_SET TASK_
Repeat every one of the rows below word for word. Leave the pictures out of your answer.

_DATA ENTRIES_
————————
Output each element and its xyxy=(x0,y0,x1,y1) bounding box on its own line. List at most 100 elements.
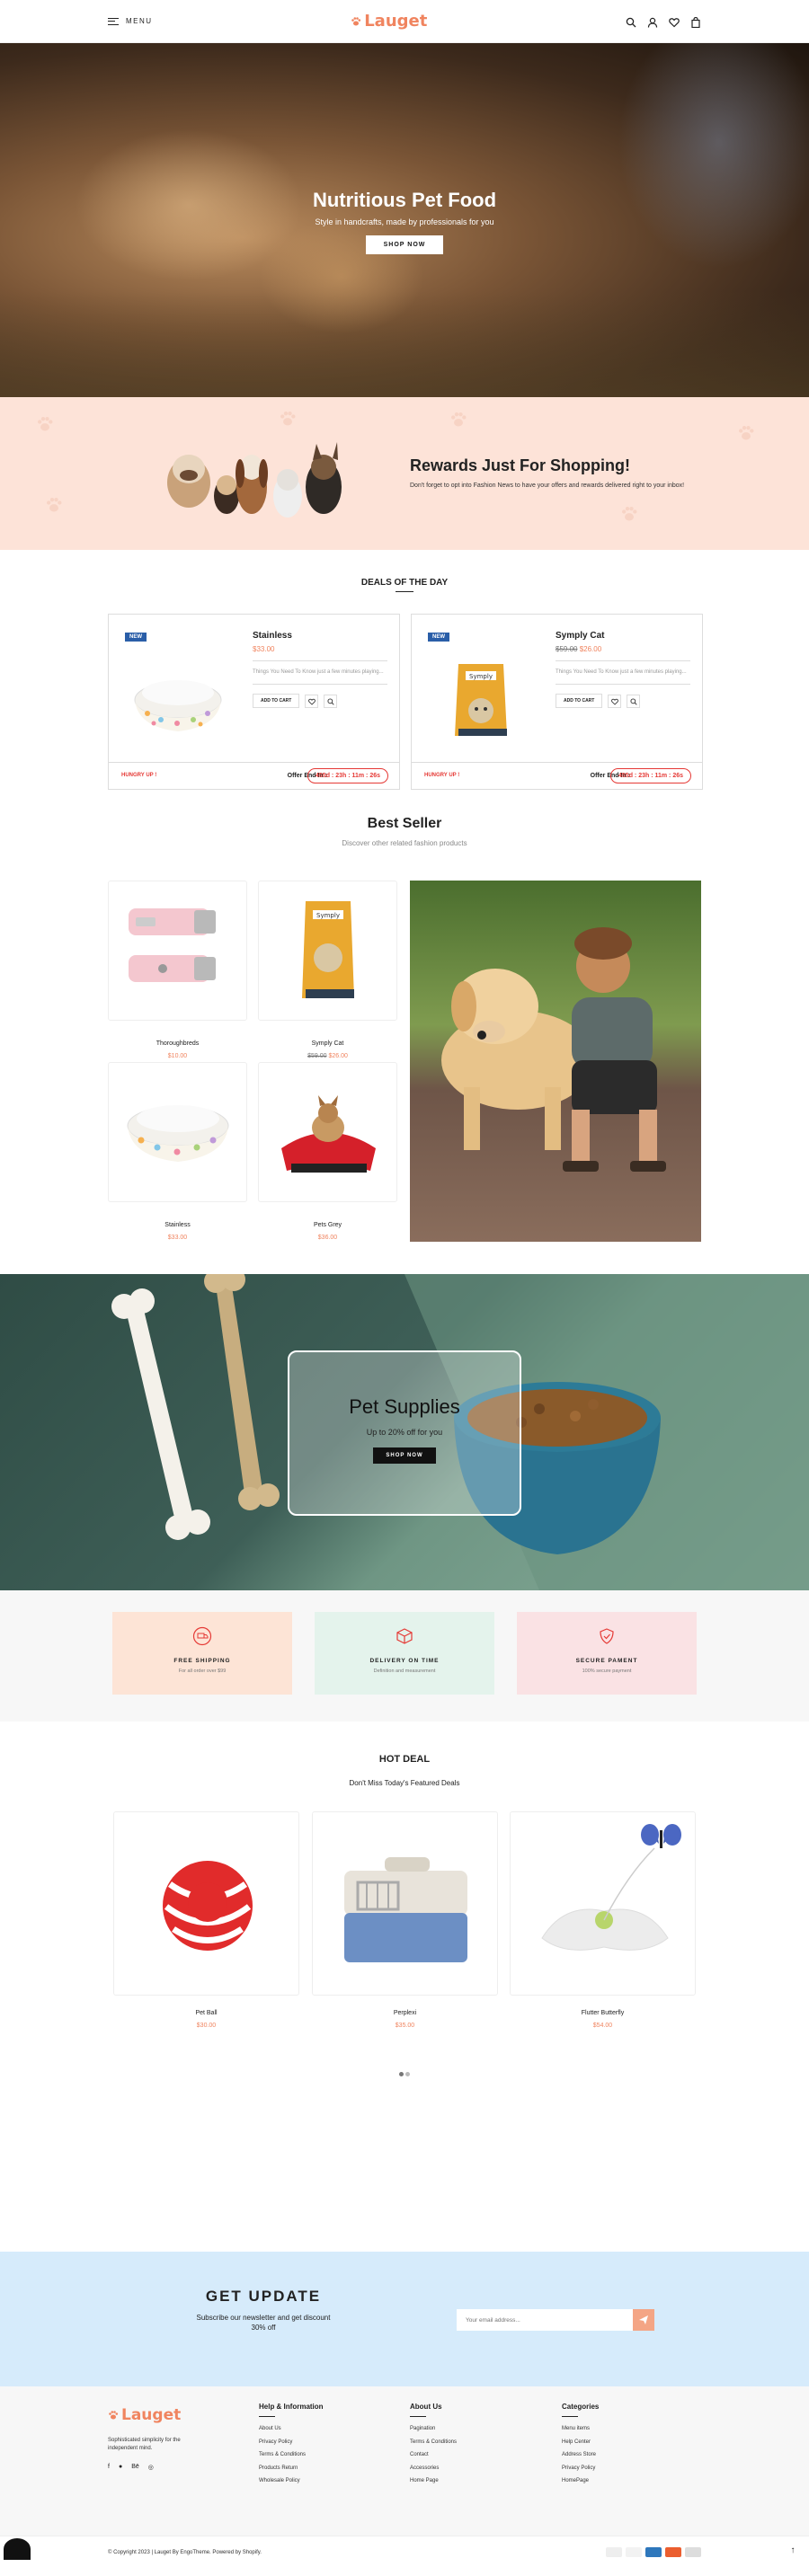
carousel-dot[interactable] xyxy=(405,2072,410,2076)
instagram-icon[interactable]: ◎ xyxy=(148,2464,154,2471)
wishlist-heart-icon[interactable] xyxy=(305,694,319,708)
product-name[interactable]: Pets Grey xyxy=(258,1222,397,1228)
product-image-symply-cat[interactable]: Symply xyxy=(428,646,534,745)
footer-link[interactable]: Privacy Policy xyxy=(259,2439,324,2445)
newsletter-section: GET UPDATE Subscribe our newsletter and … xyxy=(0,2252,809,2386)
cookie-badge-icon[interactable] xyxy=(4,2538,31,2560)
dogs-group-image xyxy=(167,442,342,518)
hot-product-card[interactable] xyxy=(510,1811,696,1996)
facebook-icon[interactable]: f xyxy=(108,2464,110,2471)
hot-product-price: $54.00 xyxy=(592,2023,613,2029)
product-name[interactable]: Symply Cat xyxy=(258,1040,397,1047)
hungry-up-label: HUNGRY UP ! xyxy=(424,773,460,778)
feature-free-shipping: FREE SHIPPING For all order over $99 xyxy=(112,1612,292,1695)
heart-icon[interactable] xyxy=(669,16,680,27)
user-icon[interactable] xyxy=(647,16,658,28)
feature-delivery: DELIVERY ON TIME Definition and measurem… xyxy=(315,1612,494,1695)
title-underline xyxy=(396,591,413,592)
carousel-dot[interactable] xyxy=(399,2072,404,2076)
product-image-perplexi xyxy=(344,1857,467,1962)
feature-text: Definition and measurement xyxy=(373,1669,436,1674)
menu-button[interactable]: MENU xyxy=(108,17,153,25)
footer-link[interactable]: Pagination xyxy=(410,2426,457,2431)
svg-text:Symply: Symply xyxy=(316,912,340,919)
new-badge: NEW xyxy=(428,633,449,642)
svg-text:Symply: Symply xyxy=(469,673,493,680)
quickview-search-icon[interactable] xyxy=(324,694,338,708)
hot-product-name[interactable]: Pet Ball xyxy=(113,2010,299,2016)
pet-supplies-card: Pet Supplies Up to 20% off for you SHOP … xyxy=(288,1350,521,1516)
feature-secure-payment: SECURE PAMENT 100% secure payment xyxy=(517,1612,697,1695)
product-image-thoroughbreds xyxy=(129,908,216,982)
footer-link[interactable]: About Us xyxy=(259,2426,324,2431)
hot-product-price: $35.00 xyxy=(395,2023,415,2029)
footer-logo[interactable]: Lauget xyxy=(108,2406,198,2424)
product-card[interactable]: Symply xyxy=(258,881,397,1021)
paw-bg-icon xyxy=(451,412,467,427)
shield-icon xyxy=(600,1628,614,1644)
deal-description: Things You Need To Know just a few minut… xyxy=(556,669,687,675)
quickview-search-icon[interactable] xyxy=(627,694,641,708)
site-logo[interactable]: Lauget xyxy=(351,12,427,31)
footer-link[interactable]: Accessories xyxy=(410,2465,457,2471)
footer-link[interactable]: Contact xyxy=(410,2452,457,2457)
wishlist-heart-icon[interactable] xyxy=(608,694,622,708)
product-image-stainless[interactable] xyxy=(125,646,231,745)
footer-link[interactable]: Address Store xyxy=(562,2452,599,2457)
pinterest-icon[interactable]: ● xyxy=(119,2464,122,2471)
hot-deal-title: HOT DEAL xyxy=(378,1754,431,1765)
product-card[interactable] xyxy=(108,881,247,1021)
paw-bg-icon xyxy=(47,498,62,512)
deal-product-name[interactable]: Stainless xyxy=(253,631,387,641)
best-seller-subtitle: Discover other related fashion products xyxy=(342,839,467,847)
pet-supplies-banner: Pet Supplies Up to 20% off for you SHOP … xyxy=(0,1274,809,1590)
hot-product-name[interactable]: Perplexi xyxy=(312,2010,498,2016)
product-name[interactable]: Stainless xyxy=(108,1222,247,1228)
product-name[interactable]: Thoroughbreds xyxy=(108,1040,247,1047)
subscribe-button[interactable] xyxy=(633,2309,654,2331)
product-price: $33.00 xyxy=(167,1235,188,1241)
footer-column-title: Help & Information xyxy=(259,2403,324,2411)
search-icon[interactable] xyxy=(626,16,636,27)
footer-link[interactable]: Menu items xyxy=(562,2426,599,2431)
box-icon xyxy=(396,1628,413,1644)
hot-product-price: $30.00 xyxy=(196,2023,217,2029)
new-badge: NEW xyxy=(125,633,147,642)
footer-link[interactable]: Terms & Conditions xyxy=(259,2452,324,2457)
footer-column-title: Categories xyxy=(562,2403,600,2411)
product-image-symply-cat: Symply xyxy=(302,901,354,998)
hot-product-card[interactable] xyxy=(113,1811,299,1996)
footer-link[interactable]: Products Return xyxy=(259,2465,324,2471)
site-header: MENU Lauget xyxy=(0,0,809,43)
footer-link[interactable]: Terms & Conditions xyxy=(410,2439,457,2445)
supplies-shop-now-button[interactable]: SHOP NOW xyxy=(373,1447,436,1464)
add-to-cart-button[interactable]: ADD TO CART xyxy=(253,694,300,708)
truck-icon xyxy=(192,1626,212,1646)
scroll-top-icon[interactable]: ↑ xyxy=(786,2545,800,2560)
hot-product-name[interactable]: Flutter Butterfly xyxy=(510,2010,696,2016)
deal-price: $33.00 xyxy=(253,645,275,653)
hero-shop-now-button[interactable]: SHOP NOW xyxy=(365,235,444,254)
hot-product-card[interactable] xyxy=(312,1811,498,1996)
visa-icon xyxy=(606,2547,622,2557)
cart-icon[interactable] xyxy=(690,16,701,28)
payment-icons xyxy=(606,2547,701,2557)
product-card[interactable] xyxy=(108,1062,247,1202)
behance-icon[interactable]: Bē xyxy=(131,2464,139,2471)
paw-bg-icon xyxy=(622,507,637,521)
newsletter-form xyxy=(457,2309,654,2331)
card-icon xyxy=(685,2547,701,2557)
features-section: FREE SHIPPING For all order over $99 DEL… xyxy=(0,1590,809,1722)
deal-card: NEW Symply Symply Cat $59.00 $26.00 Thin… xyxy=(411,614,703,790)
product-card[interactable] xyxy=(258,1062,397,1202)
deal-product-name[interactable]: Symply Cat xyxy=(556,631,690,641)
add-to-cart-button[interactable]: ADD TO CART xyxy=(556,694,603,708)
footer-link[interactable]: Privacy Policy xyxy=(562,2465,599,2471)
footer-link[interactable]: HomePage xyxy=(562,2478,599,2483)
footer-link[interactable]: Help Center xyxy=(562,2439,599,2445)
footer-link[interactable]: Home Page xyxy=(410,2478,457,2483)
countdown-timer: 455d : 23h : 11m : 26s xyxy=(307,768,388,783)
hamburger-icon xyxy=(108,17,119,25)
email-input[interactable] xyxy=(457,2309,633,2331)
footer-link[interactable]: Wholesale Policy xyxy=(259,2478,324,2483)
————————
_SOLUTION FOR THIS EXERCISE_
Output each element and its xyxy=(x0,y0,x1,y1) bounding box on its own line. List at most 100 elements.
carousel-dot[interactable] xyxy=(405,2072,410,2076)
instagram-icon[interactable]: ◎ xyxy=(148,2464,154,2471)
wishlist-heart-icon[interactable] xyxy=(305,694,319,708)
product-name[interactable]: Pets Grey xyxy=(258,1222,397,1228)
product-image-symply-cat[interactable]: Symply xyxy=(428,646,534,745)
footer-link[interactable]: Privacy Policy xyxy=(259,2439,324,2445)
newsletter-section: GET UPDATE Subscribe our newsletter and … xyxy=(0,2252,809,2386)
cookie-badge-icon[interactable] xyxy=(4,2538,31,2560)
dogs-group-image xyxy=(167,442,342,518)
hot-product-card[interactable] xyxy=(510,1811,696,1996)
facebook-icon[interactable]: f xyxy=(108,2464,110,2471)
hot-product-price: $54.00 xyxy=(592,2023,613,2029)
product-name[interactable]: Symply Cat xyxy=(258,1040,397,1047)
hungry-up-label: HUNGRY UP ! xyxy=(424,773,460,778)
feature-free-shipping: FREE SHIPPING For all order over $99 xyxy=(112,1612,292,1695)
heart-icon[interactable] xyxy=(669,16,680,27)
user-icon[interactable] xyxy=(647,16,658,28)
feature-delivery: DELIVERY ON TIME Definition and measurem… xyxy=(315,1612,494,1695)
title-underline xyxy=(396,591,413,592)
carousel-dot[interactable] xyxy=(399,2072,404,2076)
product-image-perplexi xyxy=(344,1857,467,1962)
feature-text: Definition and measurement xyxy=(373,1669,436,1674)
menu-button[interactable]: MENU xyxy=(108,17,153,25)
footer-link[interactable]: Pagination xyxy=(410,2426,457,2431)
svg-text:Symply: Symply xyxy=(316,912,340,919)
new-badge: NEW xyxy=(428,633,449,642)
svg-text:Symply: Symply xyxy=(469,673,493,680)
quickview-search-icon[interactable] xyxy=(324,694,338,708)
hot-product-name[interactable]: Pet Ball xyxy=(113,2010,299,2016)
pet-supplies-card: Pet Supplies Up to 20% off for you SHOP … xyxy=(288,1350,521,1516)
feature-secure-payment: SECURE PAMENT 100% secure payment xyxy=(517,1612,697,1695)
product-image-thoroughbreds xyxy=(129,908,216,982)
footer-link[interactable]: About Us xyxy=(259,2426,324,2431)
hot-product-price: $35.00 xyxy=(395,2023,415,2029)
footer-logo[interactable]: Lauget xyxy=(108,2406,198,2424)
product-card[interactable]: Symply xyxy=(258,881,397,1021)
paw-bg-icon xyxy=(451,412,467,427)
shield-icon xyxy=(600,1628,614,1644)
deal-description: Things You Need To Know just a few minut… xyxy=(556,669,687,675)
quickview-search-icon[interactable] xyxy=(627,694,641,708)
site-logo[interactable]: Lauget xyxy=(351,12,427,31)
footer-link[interactable]: Accessories xyxy=(410,2465,457,2471)
footer-link[interactable]: Contact xyxy=(410,2452,457,2457)
wishlist-heart-icon[interactable] xyxy=(608,694,622,708)
product-image-stainless[interactable] xyxy=(125,646,231,745)
footer-link[interactable]: Address Store xyxy=(562,2452,599,2457)
pinterest-icon[interactable]: ● xyxy=(119,2464,122,2471)
hot-deal-title: HOT DEAL xyxy=(378,1754,431,1765)
product-card[interactable] xyxy=(108,881,247,1021)
paw-bg-icon xyxy=(47,498,62,512)
deal-product-name[interactable]: Stainless xyxy=(253,631,387,641)
best-seller-subtitle: Discover other related fashion products xyxy=(342,839,467,847)
pet-supplies-banner: Pet Supplies Up to 20% off for you SHOP … xyxy=(0,1274,809,1590)
hot-product-name[interactable]: Perplexi xyxy=(312,2010,498,2016)
product-name[interactable]: Stainless xyxy=(108,1222,247,1228)
product-name[interactable]: Thoroughbreds xyxy=(108,1040,247,1047)
subscribe-button[interactable] xyxy=(633,2309,654,2331)
product-price: $33.00 xyxy=(167,1235,188,1241)
footer-column-title: Help & Information xyxy=(259,2403,324,2411)
search-icon[interactable] xyxy=(626,16,636,27)
footer-link[interactable]: Menu items xyxy=(562,2426,599,2431)
box-icon xyxy=(396,1628,413,1644)
hot-product-price: $30.00 xyxy=(196,2023,217,2029)
new-badge: NEW xyxy=(125,633,147,642)
footer-link[interactable]: Terms & Conditions xyxy=(259,2452,324,2457)
footer-column-title: Categories xyxy=(562,2403,600,2411)
product-image-symply-cat: Symply xyxy=(302,901,354,998)
hot-product-card[interactable] xyxy=(113,1811,299,1996)
footer-link[interactable]: Products Return xyxy=(259,2465,324,2471)
site-header: MENU Lauget xyxy=(0,0,809,43)
footer-link[interactable]: Terms & Conditions xyxy=(410,2439,457,2445)
supplies-shop-now-button[interactable]: SHOP NOW xyxy=(373,1447,436,1464)
add-to-cart-button[interactable]: ADD TO CART xyxy=(253,694,300,708)
truck-icon xyxy=(192,1626,212,1646)
scroll-top-icon[interactable]: ↑ xyxy=(786,2545,800,2560)
hot-product-name[interactable]: Flutter Butterfly xyxy=(510,2010,696,2016)
deal-price: $33.00 xyxy=(253,645,275,653)
hero-shop-now-button[interactable]: SHOP NOW xyxy=(365,235,444,254)
hot-product-card[interactable] xyxy=(312,1811,498,1996)
visa-icon xyxy=(606,2547,622,2557)
cart-icon[interactable] xyxy=(690,16,701,28)
payment-icons xyxy=(606,2547,701,2557)
product-card[interactable] xyxy=(108,1062,247,1202)
behance-icon[interactable]: Bē xyxy=(131,2464,139,2471)
paw-bg-icon xyxy=(622,507,637,521)
newsletter-form xyxy=(457,2309,654,2331)
card-icon xyxy=(685,2547,701,2557)
features-section: FREE SHIPPING For all order over $99 DEL… xyxy=(0,1590,809,1722)
deal-card: NEW Symply Symply Cat $59.00 $26.00 Thin… xyxy=(411,614,703,790)
product-card[interactable] xyxy=(258,1062,397,1202)
deal-product-name[interactable]: Symply Cat xyxy=(556,631,690,641)
add-to-cart-button[interactable]: ADD TO CART xyxy=(556,694,603,708)
footer-link[interactable]: Privacy Policy xyxy=(562,2465,599,2471)
footer-link[interactable]: HomePage xyxy=(562,2478,599,2483)
footer-link[interactable]: Help Center xyxy=(562,2439,599,2445)
footer-link[interactable]: Home Page xyxy=(410,2478,457,2483)
countdown-timer: 455d : 23h : 11m : 26s xyxy=(307,768,388,783)
hamburger-icon xyxy=(108,17,119,25)
email-input[interactable] xyxy=(457,2309,633,2331)
footer-link[interactable]: Wholesale Policy xyxy=(259,2478,324,2483)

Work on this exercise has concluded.